» **WHAT YOU SHOULD DO**:
Scan the data beneath this task and copy each line that includes "Sinan".

» **RECORDS SUPPLIED**:
-*-

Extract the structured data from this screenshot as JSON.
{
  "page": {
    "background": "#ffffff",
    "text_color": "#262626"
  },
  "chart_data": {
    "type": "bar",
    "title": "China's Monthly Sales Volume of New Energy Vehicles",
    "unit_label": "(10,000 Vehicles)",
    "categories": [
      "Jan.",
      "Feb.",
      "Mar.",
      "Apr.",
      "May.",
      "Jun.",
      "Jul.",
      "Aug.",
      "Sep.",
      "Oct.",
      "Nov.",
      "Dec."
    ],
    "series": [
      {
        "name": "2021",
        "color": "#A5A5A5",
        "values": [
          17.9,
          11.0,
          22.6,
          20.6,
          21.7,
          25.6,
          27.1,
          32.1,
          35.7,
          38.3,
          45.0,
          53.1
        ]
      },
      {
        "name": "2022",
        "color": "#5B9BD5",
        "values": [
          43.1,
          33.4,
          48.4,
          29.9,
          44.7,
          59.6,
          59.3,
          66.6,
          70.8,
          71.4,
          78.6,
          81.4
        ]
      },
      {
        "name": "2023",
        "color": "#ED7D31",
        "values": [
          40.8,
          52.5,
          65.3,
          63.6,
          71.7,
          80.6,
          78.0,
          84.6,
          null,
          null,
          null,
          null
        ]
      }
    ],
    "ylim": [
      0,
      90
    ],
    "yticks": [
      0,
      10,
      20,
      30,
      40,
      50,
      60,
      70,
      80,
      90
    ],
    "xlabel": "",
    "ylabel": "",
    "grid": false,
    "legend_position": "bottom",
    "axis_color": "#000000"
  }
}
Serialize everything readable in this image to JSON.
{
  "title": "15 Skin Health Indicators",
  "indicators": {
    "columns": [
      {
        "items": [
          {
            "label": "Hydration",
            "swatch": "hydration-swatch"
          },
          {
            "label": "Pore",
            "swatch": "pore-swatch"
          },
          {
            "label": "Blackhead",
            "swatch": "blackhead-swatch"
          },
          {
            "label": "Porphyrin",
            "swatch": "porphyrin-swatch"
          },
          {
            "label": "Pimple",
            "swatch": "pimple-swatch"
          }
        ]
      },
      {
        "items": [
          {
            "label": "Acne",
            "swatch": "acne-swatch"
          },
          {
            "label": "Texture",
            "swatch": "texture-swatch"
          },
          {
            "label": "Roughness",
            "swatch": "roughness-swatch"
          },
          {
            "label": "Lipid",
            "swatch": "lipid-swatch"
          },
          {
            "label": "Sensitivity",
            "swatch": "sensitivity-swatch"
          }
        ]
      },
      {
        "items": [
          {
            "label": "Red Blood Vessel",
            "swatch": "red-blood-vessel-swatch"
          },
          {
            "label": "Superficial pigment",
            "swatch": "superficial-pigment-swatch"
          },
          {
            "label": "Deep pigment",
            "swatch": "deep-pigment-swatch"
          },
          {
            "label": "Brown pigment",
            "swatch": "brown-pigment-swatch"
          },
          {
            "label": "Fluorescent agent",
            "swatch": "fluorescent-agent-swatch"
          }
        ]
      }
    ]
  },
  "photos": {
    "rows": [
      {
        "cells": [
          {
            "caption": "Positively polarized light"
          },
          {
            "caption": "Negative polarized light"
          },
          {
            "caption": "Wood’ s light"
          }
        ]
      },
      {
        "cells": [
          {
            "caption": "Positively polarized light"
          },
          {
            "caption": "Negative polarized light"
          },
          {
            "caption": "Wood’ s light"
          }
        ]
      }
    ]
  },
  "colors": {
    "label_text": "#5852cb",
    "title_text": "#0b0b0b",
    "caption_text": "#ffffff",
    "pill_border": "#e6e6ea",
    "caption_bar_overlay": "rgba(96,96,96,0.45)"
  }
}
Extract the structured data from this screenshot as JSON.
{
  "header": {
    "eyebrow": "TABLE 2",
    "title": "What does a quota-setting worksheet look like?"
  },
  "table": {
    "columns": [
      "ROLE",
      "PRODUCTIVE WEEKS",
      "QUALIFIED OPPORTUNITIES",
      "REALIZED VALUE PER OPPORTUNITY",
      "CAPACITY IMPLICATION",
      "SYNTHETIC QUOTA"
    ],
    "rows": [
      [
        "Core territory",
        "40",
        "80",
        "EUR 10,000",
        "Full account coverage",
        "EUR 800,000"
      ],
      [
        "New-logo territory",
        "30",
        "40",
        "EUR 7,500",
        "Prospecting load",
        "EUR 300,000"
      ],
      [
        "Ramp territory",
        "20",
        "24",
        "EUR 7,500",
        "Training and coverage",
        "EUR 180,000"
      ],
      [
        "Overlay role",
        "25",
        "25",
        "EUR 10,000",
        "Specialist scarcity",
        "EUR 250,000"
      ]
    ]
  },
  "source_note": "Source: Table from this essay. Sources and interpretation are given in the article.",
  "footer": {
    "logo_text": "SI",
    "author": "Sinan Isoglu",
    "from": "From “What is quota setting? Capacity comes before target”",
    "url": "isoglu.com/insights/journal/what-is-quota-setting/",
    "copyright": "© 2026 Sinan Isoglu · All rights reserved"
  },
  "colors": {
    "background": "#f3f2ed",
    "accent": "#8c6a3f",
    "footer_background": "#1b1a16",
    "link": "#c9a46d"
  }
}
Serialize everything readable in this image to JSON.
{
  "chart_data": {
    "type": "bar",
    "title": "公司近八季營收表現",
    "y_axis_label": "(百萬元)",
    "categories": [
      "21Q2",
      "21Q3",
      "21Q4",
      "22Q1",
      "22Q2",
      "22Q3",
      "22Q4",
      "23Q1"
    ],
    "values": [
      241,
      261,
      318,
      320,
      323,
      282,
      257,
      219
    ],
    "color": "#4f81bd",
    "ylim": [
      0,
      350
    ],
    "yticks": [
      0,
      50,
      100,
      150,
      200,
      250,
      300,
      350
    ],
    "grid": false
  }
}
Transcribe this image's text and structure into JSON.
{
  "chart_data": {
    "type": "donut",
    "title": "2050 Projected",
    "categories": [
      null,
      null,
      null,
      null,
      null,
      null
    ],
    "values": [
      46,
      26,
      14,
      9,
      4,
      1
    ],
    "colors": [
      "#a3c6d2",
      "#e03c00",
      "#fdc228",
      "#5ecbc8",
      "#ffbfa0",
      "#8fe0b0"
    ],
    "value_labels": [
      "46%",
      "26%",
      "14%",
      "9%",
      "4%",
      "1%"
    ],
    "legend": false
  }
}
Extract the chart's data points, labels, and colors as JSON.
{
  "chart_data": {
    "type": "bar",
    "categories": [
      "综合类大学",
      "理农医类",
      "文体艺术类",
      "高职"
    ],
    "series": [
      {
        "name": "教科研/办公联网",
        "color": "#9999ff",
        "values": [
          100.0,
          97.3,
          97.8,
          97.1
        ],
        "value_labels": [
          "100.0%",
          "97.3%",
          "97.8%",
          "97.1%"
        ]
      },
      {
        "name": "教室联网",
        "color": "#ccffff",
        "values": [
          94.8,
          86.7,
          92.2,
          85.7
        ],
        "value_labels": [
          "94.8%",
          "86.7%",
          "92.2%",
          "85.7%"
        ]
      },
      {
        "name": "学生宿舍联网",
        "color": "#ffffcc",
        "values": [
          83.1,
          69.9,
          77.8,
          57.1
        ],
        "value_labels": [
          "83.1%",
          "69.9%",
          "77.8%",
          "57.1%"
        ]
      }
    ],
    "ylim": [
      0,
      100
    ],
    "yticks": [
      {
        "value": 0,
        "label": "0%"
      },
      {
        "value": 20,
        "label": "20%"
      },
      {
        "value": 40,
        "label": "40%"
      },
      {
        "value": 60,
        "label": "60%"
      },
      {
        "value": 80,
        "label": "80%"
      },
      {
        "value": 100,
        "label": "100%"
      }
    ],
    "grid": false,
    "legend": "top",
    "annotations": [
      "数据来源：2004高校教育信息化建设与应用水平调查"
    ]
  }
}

-*-

» **SOLUTION**:
    "author": "Sinan Isoglu",
    "copyright": "© 2026 Sinan Isoglu · All rights reserved"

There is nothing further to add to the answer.